(Dataset records)
○ ○ ○

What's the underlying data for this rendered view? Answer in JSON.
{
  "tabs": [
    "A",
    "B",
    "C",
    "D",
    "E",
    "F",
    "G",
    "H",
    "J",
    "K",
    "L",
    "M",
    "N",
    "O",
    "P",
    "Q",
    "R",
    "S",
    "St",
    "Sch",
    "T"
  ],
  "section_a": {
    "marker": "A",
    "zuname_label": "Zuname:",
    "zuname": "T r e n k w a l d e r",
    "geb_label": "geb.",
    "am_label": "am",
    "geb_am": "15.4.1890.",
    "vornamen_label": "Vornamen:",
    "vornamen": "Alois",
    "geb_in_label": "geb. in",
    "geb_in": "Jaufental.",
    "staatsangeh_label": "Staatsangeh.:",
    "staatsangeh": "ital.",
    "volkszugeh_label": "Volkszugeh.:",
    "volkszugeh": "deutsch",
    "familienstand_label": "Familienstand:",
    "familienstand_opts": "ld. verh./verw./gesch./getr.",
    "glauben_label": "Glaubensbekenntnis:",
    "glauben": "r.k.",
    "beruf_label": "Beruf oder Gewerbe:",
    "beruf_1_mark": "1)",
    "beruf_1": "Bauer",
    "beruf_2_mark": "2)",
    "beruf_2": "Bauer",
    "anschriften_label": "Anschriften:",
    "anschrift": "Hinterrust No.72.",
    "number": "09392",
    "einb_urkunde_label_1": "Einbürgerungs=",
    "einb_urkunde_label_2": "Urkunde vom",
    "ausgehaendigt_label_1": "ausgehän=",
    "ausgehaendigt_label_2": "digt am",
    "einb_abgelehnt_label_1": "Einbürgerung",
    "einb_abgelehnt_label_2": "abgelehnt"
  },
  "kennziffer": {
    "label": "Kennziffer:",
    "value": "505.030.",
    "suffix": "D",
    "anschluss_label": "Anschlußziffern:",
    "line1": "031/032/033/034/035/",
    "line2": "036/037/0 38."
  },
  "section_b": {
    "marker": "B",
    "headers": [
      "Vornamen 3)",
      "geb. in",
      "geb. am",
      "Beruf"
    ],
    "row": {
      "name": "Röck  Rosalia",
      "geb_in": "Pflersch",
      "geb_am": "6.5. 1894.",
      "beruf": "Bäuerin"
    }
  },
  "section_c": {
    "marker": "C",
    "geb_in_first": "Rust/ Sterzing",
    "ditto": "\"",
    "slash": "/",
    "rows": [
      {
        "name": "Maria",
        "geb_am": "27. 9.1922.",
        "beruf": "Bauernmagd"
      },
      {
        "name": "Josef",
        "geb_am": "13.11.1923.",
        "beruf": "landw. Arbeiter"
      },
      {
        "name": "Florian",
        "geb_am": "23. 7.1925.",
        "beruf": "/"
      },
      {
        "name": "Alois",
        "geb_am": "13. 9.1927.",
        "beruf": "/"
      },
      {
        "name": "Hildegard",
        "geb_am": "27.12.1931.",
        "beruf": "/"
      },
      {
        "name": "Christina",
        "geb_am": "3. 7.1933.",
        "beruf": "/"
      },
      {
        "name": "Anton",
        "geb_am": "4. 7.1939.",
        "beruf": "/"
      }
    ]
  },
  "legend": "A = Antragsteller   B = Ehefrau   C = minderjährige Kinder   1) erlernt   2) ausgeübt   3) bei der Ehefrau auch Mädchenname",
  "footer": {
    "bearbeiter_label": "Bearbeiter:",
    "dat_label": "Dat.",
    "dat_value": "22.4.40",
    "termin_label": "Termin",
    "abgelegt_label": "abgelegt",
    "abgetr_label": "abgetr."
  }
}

○ ○ ○

Instructions to follow
Repeat the material from above exactly, word for word.

Complete response
What's the underlying data for this rendered view? Answer in JSON.
{
  "tabs": [
    "A",
    "B",
    "C",
    "D",
    "E",
    "F",
    "G",
    "H",
    "J",
    "K",
    "L",
    "M",
    "N",
    "O",
    "P",
    "Q",
    "R",
    "S",
    "St",
    "Sch",
    "T"
  ],
  "section_a": {
    "marker": "A",
    "zuname_label": "Zuname:",
    "zuname": "T r e n k w a l d e r",
    "geb_label": "geb.",
    "am_label": "am",
    "geb_am": "15.4.1890.",
    "vornamen_label": "Vornamen:",
    "vornamen": "Alois",
    "geb_in_label": "geb. in",
    "geb_in": "Jaufental.",
    "staatsangeh_label": "Staatsangeh.:",
    "staatsangeh": "ital.",
    "volkszugeh_label": "Volkszugeh.:",
    "volkszugeh": "deutsch",
    "familienstand_label": "Familienstand:",
    "familienstand_opts": "ld. verh./verw./gesch./getr.",
    "glauben_label": "Glaubensbekenntnis:",
    "glauben": "r.k.",
    "beruf_label": "Beruf oder Gewerbe:",
    "beruf_1_mark": "1)",
    "beruf_1": "Bauer",
    "beruf_2_mark": "2)",
    "beruf_2": "Bauer",
    "anschriften_label": "Anschriften:",
    "anschrift": "Hinterrust No.72.",
    "number": "09392",
    "einb_urkunde_label_1": "Einbürgerungs=",
    "einb_urkunde_label_2": "Urkunde vom",
    "ausgehaendigt_label_1": "ausgehän=",
    "ausgehaendigt_label_2": "digt am",
    "einb_abgelehnt_label_1": "Einbürgerung",
    "einb_abgelehnt_label_2": "abgelehnt"
  },
  "kennziffer": {
    "label": "Kennziffer:",
    "value": "505.030.",
    "suffix": "D",
    "anschluss_label": "Anschlußziffern:",
    "line1": "031/032/033/034/035/",
    "line2": "036/037/0 38."
  },
  "section_b": {
    "marker": "B",
    "headers": [
      "Vornamen 3)",
      "geb. in",
      "geb. am",
      "Beruf"
    ],
    "row": {
      "name": "Röck  Rosalia",
      "geb_in": "Pflersch",
      "geb_am": "6.5. 1894.",
      "beruf": "Bäuerin"
    }
  },
  "section_c": {
    "marker": "C",
    "geb_in_first": "Rust/ Sterzing",
    "ditto": "\"",
    "slash": "/",
    "rows": [
      {
        "name": "Maria",
        "geb_am": "27. 9.1922.",
        "beruf": "Bauernmagd"
      },
      {
        "name": "Josef",
        "geb_am": "13.11.1923.",
        "beruf": "landw. Arbeiter"
      },
      {
        "name": "Florian",
        "geb_am": "23. 7.1925.",
        "beruf": "/"
      },
      {
        "name": "Alois",
        "geb_am": "13. 9.1927.",
        "beruf": "/"
      },
      {
        "name": "Hildegard",
        "geb_am": "27.12.1931.",
        "beruf": "/"
      },
      {
        "name": "Christina",
        "geb_am": "3. 7.1933.",
        "beruf": "/"
      },
      {
        "name": "Anton",
        "geb_am": "4. 7.1939.",
        "beruf": "/"
      }
    ]
  },
  "legend": "A = Antragsteller   B = Ehefrau   C = minderjährige Kinder   1) erlernt   2) ausgeübt   3) bei der Ehefrau auch Mädchenname",
  "footer": {
    "bearbeiter_label": "Bearbeiter:",
    "dat_label": "Dat.",
    "dat_value": "22.4.40",
    "termin_label": "Termin",
    "abgelegt_label": "abgelegt",
    "abgetr_label": "abgetr."
  }
}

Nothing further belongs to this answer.